----- Extrait de page
Audience publique du 14 juin 2023


Cassation partielle


M. HUGLO, conseiller doyen faisant
fonction de président


Arrêt n° 705 F-D

Pourvoi n° Q 22-11.601


R É P U B L I Q U E F R A N Ç A I S E

_________________________

AU NOM DU PEUPLE FRANÇAIS
_________________________


ARRÊT DE LA COUR DE CASSATION, CHAMBRE SOCIALE, DU 14 JUIN 2023


Mme [Aa] [S], domiciliée [Adresse 2], a formé le pourvoi n° Q 22-11.601 contre l'arrêt rendu le 2 décembre 2021 par la cour d'appel de Paris (pôle 6, chambre 8), dans le litige l'opposant à la société Groupe moniteur, société par actions simplifiée unipersonnelle, dont le siège est [Adresse 1], défenderesse à la cassation.

La demanderesse invoque, à l'appui de son pourvoi, trois moyens de cassation.


Le dossier a été communiqué au procureur général.
----------
Liste des tâches →
1) Répondez aux questions suivantes à partir de l'arrêt :
(a) Qui exerce la fonction de président ?
(b) Quelle juridiction a rendu la décision attaquée par le pourvoi ?
(c) Combien de moyens de cassation la demanderesse invoque-t-elle ?
2) Citez le passage de l'arrêt qui commence par les mots contenant « AU NOM DU PEUPLE » et s'achève sur « à la cassation. ».
Les enregistrements proviennent d'une source distincte.
----- Relevé
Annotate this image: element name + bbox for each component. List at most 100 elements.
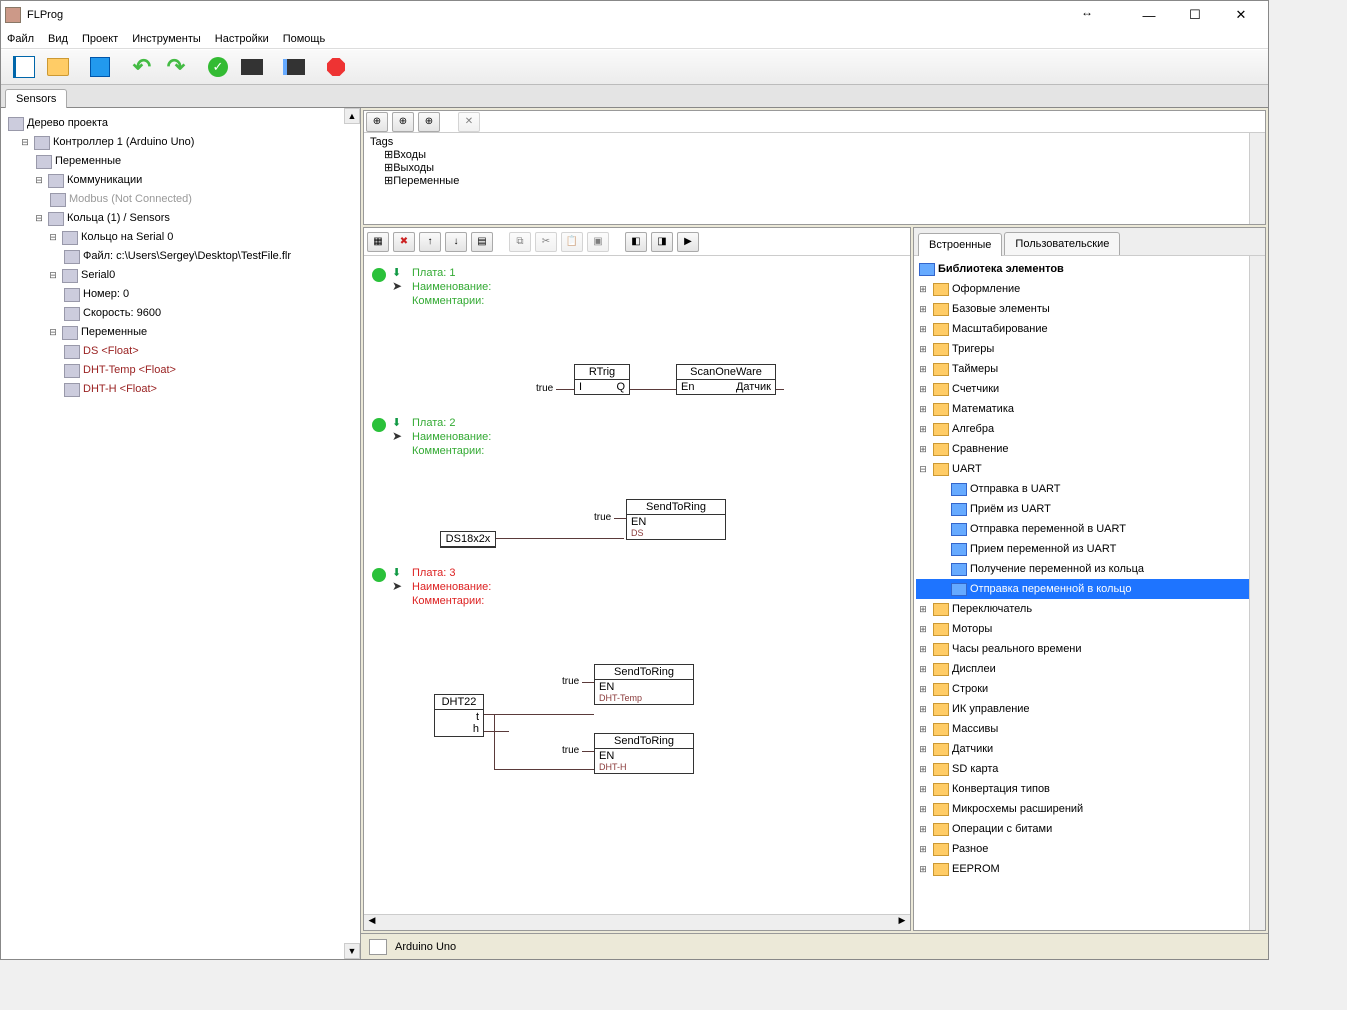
tags-scrollbar[interactable] [1249, 133, 1265, 224]
tree-serial-speed[interactable]: Скорость: 9600 [83, 304, 161, 323]
maximize-button[interactable]: ☐ [1180, 5, 1210, 25]
canvas-tool-b[interactable]: ◨ [651, 232, 673, 252]
expander-icon[interactable]: ⊞ [916, 680, 930, 698]
canvas-h-scrollbar[interactable]: ◀▶ [364, 914, 910, 930]
project-tree[interactable]: Дерево проекта ⊟Контроллер 1 (Arduino Un… [1, 108, 360, 405]
upload-button[interactable] [277, 52, 311, 82]
canvas-add-board[interactable]: ▦ [367, 232, 389, 252]
close-button[interactable]: ✕ [1226, 5, 1256, 25]
copy-button[interactable]: ⧉ [509, 232, 531, 252]
lib-item[interactable]: Разное [952, 840, 988, 858]
expander-icon[interactable]: ⊟ [33, 209, 45, 228]
expander-icon[interactable]: ⊞ [916, 740, 930, 758]
canvas-tool-c[interactable]: ▶ [677, 232, 699, 252]
tree-scroll-down[interactable]: ▼ [344, 943, 360, 959]
verify-button[interactable]: ✓ [201, 52, 235, 82]
block-sendtoring-h[interactable]: SendToRing EN DHT-H [594, 733, 694, 774]
open-button[interactable] [41, 52, 75, 82]
canvas-move-down[interactable]: ↓ [445, 232, 467, 252]
tags-inputs[interactable]: Входы [393, 149, 426, 161]
lib-item[interactable]: Прием переменной из UART [970, 540, 1116, 558]
lib-item[interactable]: Моторы [952, 620, 992, 638]
expander-icon[interactable]: ⊞ [916, 860, 930, 878]
expander-icon[interactable]: ⊞ [916, 440, 930, 458]
expander-icon[interactable]: ⊞ [916, 340, 930, 358]
lib-item[interactable]: Переключатель [952, 600, 1032, 618]
expander-icon[interactable]: ⊞ [916, 360, 930, 378]
undo-button[interactable]: ↶ [125, 52, 159, 82]
expander-icon[interactable]: ⊞ [916, 760, 930, 778]
tags-outputs[interactable]: Выходы [393, 162, 434, 174]
lib-item[interactable]: Часы реального времени [952, 640, 1082, 658]
tree-var-ds[interactable]: DS <Float> [83, 342, 139, 361]
menu-file[interactable]: Файл [7, 33, 34, 45]
expander-icon[interactable]: ⊞ [916, 300, 930, 318]
lib-item[interactable]: Отправка переменной в UART [970, 520, 1126, 538]
board-3-header[interactable]: ⬇ ➤ Плата: 3 Наименование: Комментарии: [372, 566, 491, 608]
expander-icon[interactable]: ⊟ [47, 323, 59, 342]
lib-item-uart[interactable]: UART [952, 460, 982, 478]
expander-icon[interactable]: ⊞ [916, 400, 930, 418]
redo-button[interactable]: ↷ [159, 52, 193, 82]
new-button[interactable] [7, 52, 41, 82]
tree-ring-vars[interactable]: Переменные [81, 323, 147, 342]
block-scanonewire[interactable]: ScanOneWare EnДатчик [676, 364, 776, 395]
library-tree[interactable]: Библиотека элементов ⊞Оформление ⊞Базовы… [914, 256, 1265, 930]
tags-root[interactable]: Tags [370, 136, 393, 148]
tree-variables[interactable]: Переменные [55, 152, 121, 171]
canvas[interactable]: ⬇ ➤ Плата: 1 Наименование: Комментарии: … [364, 256, 910, 914]
block-dht22[interactable]: DHT22 t h [434, 694, 484, 737]
tags-tool-2[interactable]: ⊕ [392, 112, 414, 132]
tags-delete-button[interactable]: ✕ [458, 112, 480, 132]
expander-icon[interactable]: ⊞ [916, 720, 930, 738]
expander-icon[interactable]: ⊞ [384, 149, 393, 161]
tags-variables[interactable]: Переменные [393, 175, 459, 187]
menu-view[interactable]: Вид [48, 33, 68, 45]
tree-modbus[interactable]: Modbus (Not Connected) [69, 190, 192, 209]
expander-icon[interactable]: ⊟ [916, 460, 930, 478]
cut-button[interactable]: ✂ [535, 232, 557, 252]
lib-item[interactable]: Таймеры [952, 360, 998, 378]
menu-settings[interactable]: Настройки [215, 33, 269, 45]
stop-button[interactable] [319, 52, 353, 82]
tags-tool-3[interactable]: ⊕ [418, 112, 440, 132]
canvas-delete[interactable]: ✖ [393, 232, 415, 252]
lib-item[interactable]: ИК управление [952, 700, 1030, 718]
canvas-tool-a[interactable]: ◧ [625, 232, 647, 252]
expander-icon[interactable]: ⊟ [47, 228, 59, 247]
menu-tools[interactable]: Инструменты [132, 33, 201, 45]
lib-item[interactable]: Датчики [952, 740, 993, 758]
lib-item[interactable]: Массивы [952, 720, 998, 738]
expander-icon[interactable]: ⊞ [916, 600, 930, 618]
lib-item[interactable]: Тригеры [952, 340, 994, 358]
tags-tree[interactable]: Tags ⊞Входы ⊞Выходы ⊞Переменные [364, 133, 1265, 224]
lib-item[interactable]: SD карта [952, 760, 998, 778]
tree-root[interactable]: Дерево проекта [27, 114, 108, 133]
lib-item[interactable]: Алгебра [952, 420, 994, 438]
lib-item[interactable]: Сравнение [952, 440, 1009, 458]
expander-icon[interactable]: ⊞ [916, 800, 930, 818]
expander-icon[interactable]: ⊞ [916, 700, 930, 718]
block-ds18x2x[interactable]: DS18x2x [440, 531, 496, 548]
tree-ring0[interactable]: Кольцо на Serial 0 [81, 228, 173, 247]
lib-item[interactable]: Масштабирование [952, 320, 1048, 338]
lib-item[interactable]: Получение переменной из кольца [970, 560, 1144, 578]
expander-icon[interactable]: ⊞ [916, 280, 930, 298]
expander-icon[interactable]: ⊞ [916, 820, 930, 838]
minimize-button[interactable]: — [1134, 5, 1164, 25]
tags-tool-1[interactable]: ⊕ [366, 112, 388, 132]
lib-item[interactable]: Конвертация типов [952, 780, 1050, 798]
compile-button[interactable] [235, 52, 269, 82]
lib-item[interactable]: Строки [952, 680, 988, 698]
lib-item[interactable]: Приём из UART [970, 500, 1051, 518]
expander-icon[interactable]: ⊞ [916, 320, 930, 338]
expander-icon[interactable]: ⊞ [916, 780, 930, 798]
tree-var-dht-h[interactable]: DHT-H <Float> [83, 380, 157, 399]
tree-var-dht-temp[interactable]: DHT-Temp <Float> [83, 361, 176, 380]
library-scrollbar[interactable] [1249, 256, 1265, 930]
lib-item[interactable]: EEPROM [952, 860, 1000, 878]
select-all-button[interactable]: ▣ [587, 232, 609, 252]
expander-icon[interactable]: ⊞ [916, 380, 930, 398]
expander-icon[interactable]: ⊞ [916, 620, 930, 638]
tab-builtin[interactable]: Встроенные [918, 233, 1002, 256]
----------
Les réponses →
1)
(a) M. HUGLO, conseiller doyen.
(b) La cour d'appel de Paris (pôle 6, chambre 8).
(c) Trois.

2)
AU NOM DU PEUPLE FRANÇAIS
_________________________


ARRÊT DE LA COUR DE CASSATION, CHAMBRE SOCIALE, DU 14 JUIN 2023


Mme [Aa] [S], domiciliée [Adresse 2], a formé le pourvoi n° Q 22-11.601 contre l'arrêt rendu le 2 décembre 2021 par la cour d'appel de Paris (pôle 6, chambre 8), dans le litige l'opposant à la société Groupe moniteur, société par actions simplifiée unipersonnelle, dont le siège est [Adresse 1], défenderesse à la cassation.